# What you will do
Determine how many lines of the material hold the string "말레이시아의" and reply with only that number.

# Start of Input

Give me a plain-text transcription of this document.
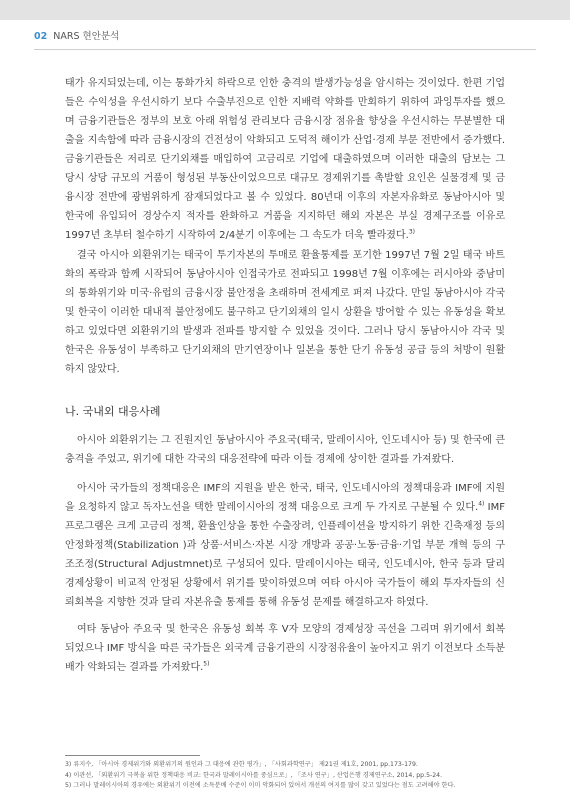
02 NARS 현안분석

태가 유지되었는데, 이는 통화가치 하락으로 인한 충격의 발생가능성을 암시하는 것이었다. 한편 기업들은 수익성을 우선시하기 보다 수출부진으로 인한 지배력 약화를 만회하기 위하여 과잉투자를 했으며 금융기관들은 정부의 보호 아래 위험성 관리보다 금융시장 점유율 향상을 우선시하는 무분별한 대출을 지속함에 따라 금융시장의 건전성이 악화되고 도덕적 해이가 산업·경제 부문 전반에서 증가했다. 금융기관들은 저리로 단기외채를 매입하여 고금리로 기업에 대출하였으며 이러한 대출의 담보는 그 당시 상당 규모의 거품이 형성된 부동산이었으므로 대규모 경제위기를 촉발할 요인은 실물경제 및 금융시장 전반에 광범위하게 잠재되었다고 볼 수 있었다. 80년대 이후의 자본자유화로 동남아시아 및 한국에 유입되어 경상수지 적자를 완화하고 거품을 지지하던 해외 자본은 부실 경제구조를 이유로 1997년 초부터 철수하기 시작하여 2/4분기 이후에는 그 속도가 더욱 빨라졌다.$^{3)}$

결국 아시아 외환위기는 태국이 투기자본의 투매로 환율통제를 포기한 1997년 7월 2일 태국 바트화의 폭락과 함께 시작되어 동남아시아 인접국가로 전파되고 1998년 7월 이후에는 러시아와 중남미의 통화위기와 미국·유럽의 금융시장 불안정을 초래하며 전세계로 퍼져 나갔다. 만일 동남아시아 각국 및 한국이 이러한 대내적 불안정에도 불구하고 단기외채의 일시 상환을 방어할 수 있는 유동성을 확보하고 있었다면 외환위기의 발생과 전파를 방지할 수 있었을 것이다. 그러나 당시 동남아시아 각국 및 한국은 유동성이 부족하고 단기외채의 만기연장이나 일본을 통한 단기 유동성 공급 등의 처방이 원활하지 않았다.

나. 국내외 대응사례

아시아 외환위기는 그 진원지인 동남아시아 주요국(태국, 말레이시아, 인도네시아 등) 및 한국에 큰 충격을 주었고, 위기에 대한 각국의 대응전략에 따라 이들 경제에 상이한 결과를 가져왔다.

아시아 국가들의 정책대응은 IMF의 지원을 받은 한국, 태국, 인도네시아의 정책대응과 IMF에 지원을 요청하지 않고 독자노선을 택한 말레이시아의 정책 대응으로 크게 두 가지로 구분될 수 있다.$^{4)}$ IMF 프로그램은 크게 고금리 정책, 환율인상을 통한 수출장려, 인플레이션을 방지하기 위한 긴축재정 등의 안정화정책(Stabilization )과 상품·서비스·자본 시장 개방과 공공·노동·금융·기업 부문 개혁 등의 구조조정(Structural Adjustmnet)로 구성되어 있다. 말레이시아는 태국, 인도네시아, 한국 등과 달리 경제상황이 비교적 안정된 상황에서 위기를 맞이하였으며 여타 아시아 국가들이 해외 투자자들의 신뢰회복을 지향한 것과 달리 자본유출 통제를 통해 유동성 문제를 해결하고자 하였다.

여타 동남아 주요국 및 한국은 유동성 회복 후 V자 모양의 경제성장 곡선을 그리며 위기에서 회복되었으나 IMF 방식을 따른 국가들은 외국계 금융기관의 시장점유율이 높아지고 위기 이전보다 소득분배가 악화되는 결과를 가져왔다.$^{5)}$

3) 류지수, 「아시아 경제위기와 외환위기의 원인과 그 대응에 관한 평가」, 「사회과학연구」 제21권 제1호, 2001, pp.173-179.
4) 이관선, 「외환위기 극복을 위한 정책대응 비교: 한국과 말레이시아를 중심으로」, 「조사 연구」, 산업은행 경제연구소, 2014, pp.5-24.
5) 그러나 말레이시아의 경우에는 외환위기 이전에 소득분배 수준이 이미 악화되어 있어서 개선의 여지를 많이 갖고 있었다는 점도 고려해야 한다.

# End of Input

# Written reply
2